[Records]
□ □ □ □ □

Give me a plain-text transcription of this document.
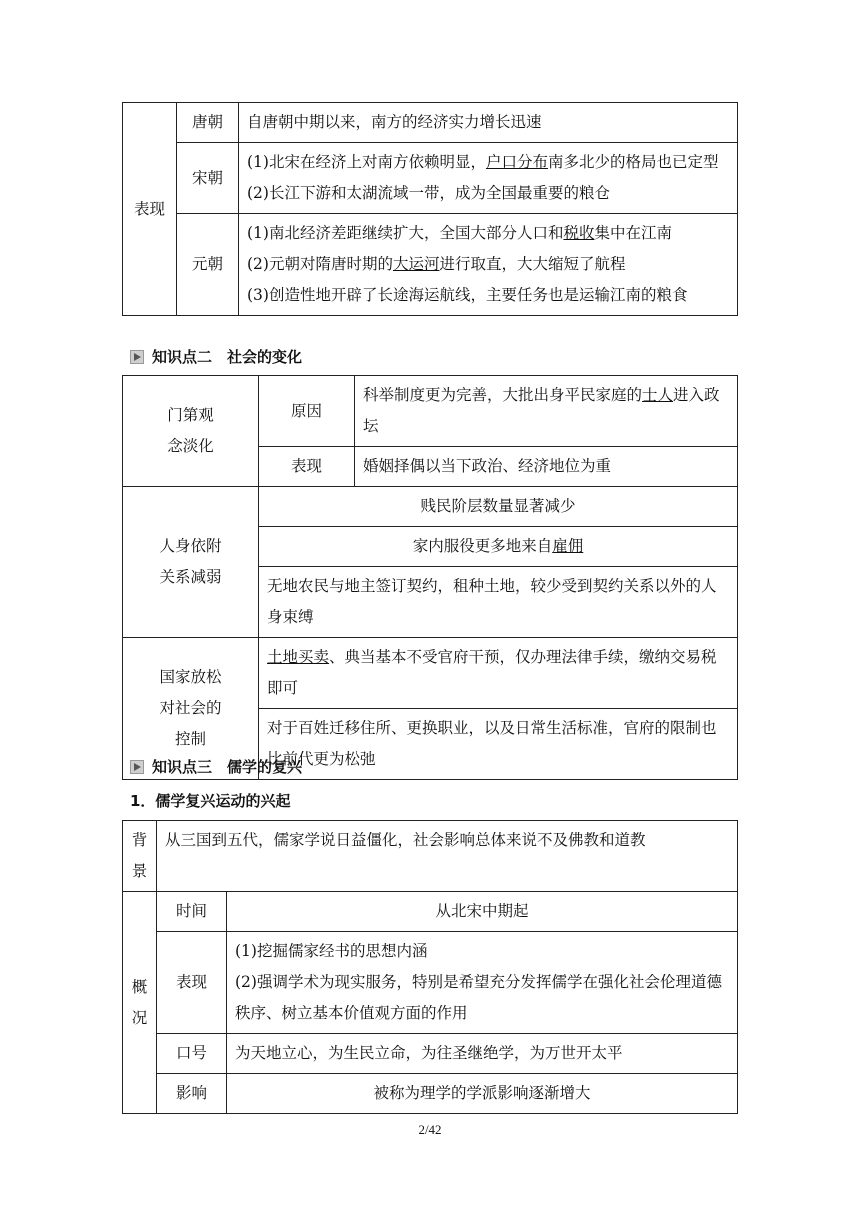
表现	唐朝	自唐朝中期以来，南方的经济实力增长迅速
	宋朝	(1)北宋在经济上对南方依赖明显，户口分布南多北少的格局也已定型
(2)长江下游和太湖流域一带，成为全国最重要的粮仓

	元朝	(1)南北经济差距继续扩大，全国大部分人口和税收集中在江南
(2)元朝对隋唐时期的大运河进行取直，大大缩短了航程
(3)创造性地开辟了长途海运航线，主要任务也是运输江南的粮食
知识点二　社会的变化
门第观
念淡化	原因	科举制度更为完善，大批出身平民家庭的士人进入政坛
	表现	婚姻择偶以当下政治、经济地位为重

人身依附
关系减弱	贱民阶层数量显著减少	
	家内服役更多地来自雇佣	
	无地农民与地主签订契约，租种土地，较少受到契约关系以外的人身束缚	

国家放松
对社会的
控制	土地买卖、典当基本不受官府干预，仅办理法律手续，缴纳交易税即可	
	对于百姓迁移住所、更换职业，以及日常生活标准，官府的限制也比前代更为松弛	
知识点三　儒学的复兴
1．儒学复兴运动的兴起
背景	从三国到五代，儒家学说日益僵化，社会影响总体来说不及佛教和道教	
概况	时间	从北宋中期起
	表现	(1)挖掘儒家经书的思想内涵
(2)强调学术为现实服务，特别是希望充分发挥儒学在强化社会伦理道德秩序、树立基本价值观方面的作用

	口号	为天地立心，为生民立命，为往圣继绝学，为万世开太平
	影响	被称为理学的学派影响逐渐增大
2/42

□ □ □ □ □

What is being asked
In the copy, include all records verbatim but no images.

Right answer
Give me a plain-text transcription of this document.
表现	唐朝	自唐朝中期以来，南方的经济实力增长迅速
	宋朝	(1)北宋在经济上对南方依赖明显，户口分布南多北少的格局也已定型
(2)长江下游和太湖流域一带，成为全国最重要的粮仓

	元朝	(1)南北经济差距继续扩大，全国大部分人口和税收集中在江南
(2)元朝对隋唐时期的大运河进行取直，大大缩短了航程
(3)创造性地开辟了长途海运航线，主要任务也是运输江南的粮食
知识点二　社会的变化
门第观
念淡化	原因	科举制度更为完善，大批出身平民家庭的士人进入政坛
	表现	婚姻择偶以当下政治、经济地位为重

人身依附
关系减弱	贱民阶层数量显著减少	
	家内服役更多地来自雇佣	
	无地农民与地主签订契约，租种土地，较少受到契约关系以外的人身束缚	

国家放松
对社会的
控制	土地买卖、典当基本不受官府干预，仅办理法律手续，缴纳交易税即可	
	对于百姓迁移住所、更换职业，以及日常生活标准，官府的限制也比前代更为松弛	
知识点三　儒学的复兴
1．儒学复兴运动的兴起
背景	从三国到五代，儒家学说日益僵化，社会影响总体来说不及佛教和道教	
概况	时间	从北宋中期起
	表现	(1)挖掘儒家经书的思想内涵
(2)强调学术为现实服务，特别是希望充分发挥儒学在强化社会伦理道德秩序、树立基本价值观方面的作用

	口号	为天地立心，为生民立命，为往圣继绝学，为万世开太平
	影响	被称为理学的学派影响逐渐增大
2/42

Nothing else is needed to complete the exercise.